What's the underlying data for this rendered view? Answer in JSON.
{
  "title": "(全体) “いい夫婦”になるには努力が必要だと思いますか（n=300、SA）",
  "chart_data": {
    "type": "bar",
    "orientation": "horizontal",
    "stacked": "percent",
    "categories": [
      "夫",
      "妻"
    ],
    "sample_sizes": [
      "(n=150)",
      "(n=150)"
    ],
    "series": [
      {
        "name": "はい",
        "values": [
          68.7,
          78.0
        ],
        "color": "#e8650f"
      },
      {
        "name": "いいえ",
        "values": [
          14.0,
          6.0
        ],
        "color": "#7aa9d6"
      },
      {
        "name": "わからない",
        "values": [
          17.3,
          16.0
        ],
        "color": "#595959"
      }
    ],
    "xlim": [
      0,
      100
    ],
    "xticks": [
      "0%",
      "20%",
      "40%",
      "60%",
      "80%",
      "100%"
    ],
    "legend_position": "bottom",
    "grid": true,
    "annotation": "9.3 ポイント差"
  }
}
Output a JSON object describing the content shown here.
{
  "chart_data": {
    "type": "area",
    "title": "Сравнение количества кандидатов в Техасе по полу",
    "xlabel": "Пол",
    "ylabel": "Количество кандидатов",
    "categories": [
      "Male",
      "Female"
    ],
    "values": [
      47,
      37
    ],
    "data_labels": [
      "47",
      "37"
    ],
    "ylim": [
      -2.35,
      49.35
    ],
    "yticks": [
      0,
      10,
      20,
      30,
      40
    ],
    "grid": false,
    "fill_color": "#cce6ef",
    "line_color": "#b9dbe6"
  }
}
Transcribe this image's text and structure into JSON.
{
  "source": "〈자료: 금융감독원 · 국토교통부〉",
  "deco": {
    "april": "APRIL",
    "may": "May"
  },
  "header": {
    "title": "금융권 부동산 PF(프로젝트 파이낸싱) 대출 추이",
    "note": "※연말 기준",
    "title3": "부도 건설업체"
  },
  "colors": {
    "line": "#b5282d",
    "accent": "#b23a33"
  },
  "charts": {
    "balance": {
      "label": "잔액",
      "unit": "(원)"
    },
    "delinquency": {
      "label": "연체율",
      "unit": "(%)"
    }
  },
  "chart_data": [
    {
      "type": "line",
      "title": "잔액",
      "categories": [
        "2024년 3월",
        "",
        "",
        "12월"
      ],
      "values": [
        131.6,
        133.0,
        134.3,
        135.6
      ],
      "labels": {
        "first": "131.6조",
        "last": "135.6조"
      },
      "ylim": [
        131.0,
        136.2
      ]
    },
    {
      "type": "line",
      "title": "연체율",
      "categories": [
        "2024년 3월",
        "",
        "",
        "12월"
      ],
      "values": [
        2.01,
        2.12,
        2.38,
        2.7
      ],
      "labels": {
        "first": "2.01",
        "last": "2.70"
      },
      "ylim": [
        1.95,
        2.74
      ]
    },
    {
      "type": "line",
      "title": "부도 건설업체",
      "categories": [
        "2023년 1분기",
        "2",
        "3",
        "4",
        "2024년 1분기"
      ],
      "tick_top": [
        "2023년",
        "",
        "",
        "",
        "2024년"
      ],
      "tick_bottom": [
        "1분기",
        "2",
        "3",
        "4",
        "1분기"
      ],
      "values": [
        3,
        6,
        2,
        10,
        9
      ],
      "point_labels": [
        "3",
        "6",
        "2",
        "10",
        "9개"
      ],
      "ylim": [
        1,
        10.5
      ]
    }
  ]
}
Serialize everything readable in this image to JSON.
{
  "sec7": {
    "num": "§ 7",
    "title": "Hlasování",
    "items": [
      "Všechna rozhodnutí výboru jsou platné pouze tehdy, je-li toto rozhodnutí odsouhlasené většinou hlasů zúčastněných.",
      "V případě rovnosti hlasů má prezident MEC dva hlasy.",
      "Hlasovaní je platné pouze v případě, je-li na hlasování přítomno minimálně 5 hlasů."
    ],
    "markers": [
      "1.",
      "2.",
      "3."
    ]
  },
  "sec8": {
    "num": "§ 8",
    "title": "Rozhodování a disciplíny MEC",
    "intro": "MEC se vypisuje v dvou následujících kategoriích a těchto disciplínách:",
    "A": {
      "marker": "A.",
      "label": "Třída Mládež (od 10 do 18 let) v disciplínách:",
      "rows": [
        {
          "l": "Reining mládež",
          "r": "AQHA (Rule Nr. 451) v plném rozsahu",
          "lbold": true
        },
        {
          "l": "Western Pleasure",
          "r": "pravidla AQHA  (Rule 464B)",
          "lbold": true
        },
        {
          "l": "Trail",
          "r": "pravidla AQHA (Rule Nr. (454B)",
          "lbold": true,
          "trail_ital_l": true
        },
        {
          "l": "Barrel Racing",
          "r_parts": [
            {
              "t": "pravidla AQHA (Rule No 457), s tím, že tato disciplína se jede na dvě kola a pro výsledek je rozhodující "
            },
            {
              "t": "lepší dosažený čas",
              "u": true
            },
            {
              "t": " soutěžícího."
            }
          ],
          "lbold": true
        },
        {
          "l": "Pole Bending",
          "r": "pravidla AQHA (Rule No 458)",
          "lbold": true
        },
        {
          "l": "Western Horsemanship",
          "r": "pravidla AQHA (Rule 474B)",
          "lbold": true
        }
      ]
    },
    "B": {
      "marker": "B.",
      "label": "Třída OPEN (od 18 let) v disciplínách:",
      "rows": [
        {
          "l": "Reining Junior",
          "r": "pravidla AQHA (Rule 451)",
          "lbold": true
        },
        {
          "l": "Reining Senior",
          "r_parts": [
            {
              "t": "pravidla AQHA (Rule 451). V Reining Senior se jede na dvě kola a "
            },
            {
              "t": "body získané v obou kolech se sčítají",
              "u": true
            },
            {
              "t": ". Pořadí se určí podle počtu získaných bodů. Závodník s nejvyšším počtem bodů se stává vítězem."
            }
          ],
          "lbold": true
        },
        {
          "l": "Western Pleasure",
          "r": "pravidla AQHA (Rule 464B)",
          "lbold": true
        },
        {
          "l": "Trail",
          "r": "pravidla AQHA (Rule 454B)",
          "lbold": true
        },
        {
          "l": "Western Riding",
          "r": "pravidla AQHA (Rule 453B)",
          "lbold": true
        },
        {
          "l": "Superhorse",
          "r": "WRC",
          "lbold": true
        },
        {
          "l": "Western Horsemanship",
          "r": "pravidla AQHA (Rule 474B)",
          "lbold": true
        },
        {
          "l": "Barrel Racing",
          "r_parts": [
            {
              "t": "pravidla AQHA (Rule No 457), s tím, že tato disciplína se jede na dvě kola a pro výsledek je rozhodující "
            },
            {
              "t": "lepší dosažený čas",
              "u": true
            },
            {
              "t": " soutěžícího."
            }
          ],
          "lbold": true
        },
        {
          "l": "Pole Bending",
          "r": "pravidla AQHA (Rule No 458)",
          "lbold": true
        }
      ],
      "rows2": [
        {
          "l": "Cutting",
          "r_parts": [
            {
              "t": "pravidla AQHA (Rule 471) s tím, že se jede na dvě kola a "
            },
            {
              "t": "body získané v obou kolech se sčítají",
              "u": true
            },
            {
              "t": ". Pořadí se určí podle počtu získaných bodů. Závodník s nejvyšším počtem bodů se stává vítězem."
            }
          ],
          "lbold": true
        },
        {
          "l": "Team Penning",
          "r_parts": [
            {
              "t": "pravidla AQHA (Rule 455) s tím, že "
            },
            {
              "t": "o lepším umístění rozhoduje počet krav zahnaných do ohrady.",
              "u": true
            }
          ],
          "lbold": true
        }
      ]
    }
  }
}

━━━━━━

* _PROBLEM STATEMENT_
Whichever lines contain the string "případě", select and copy them.

* _THE OUTPUT_
      "V případě rovnosti hlasů má prezident MEC dva hlasy.",
      "Hlasovaní je platné pouze v případě, je-li na hlasování přítomno minimálně 5 hlasů."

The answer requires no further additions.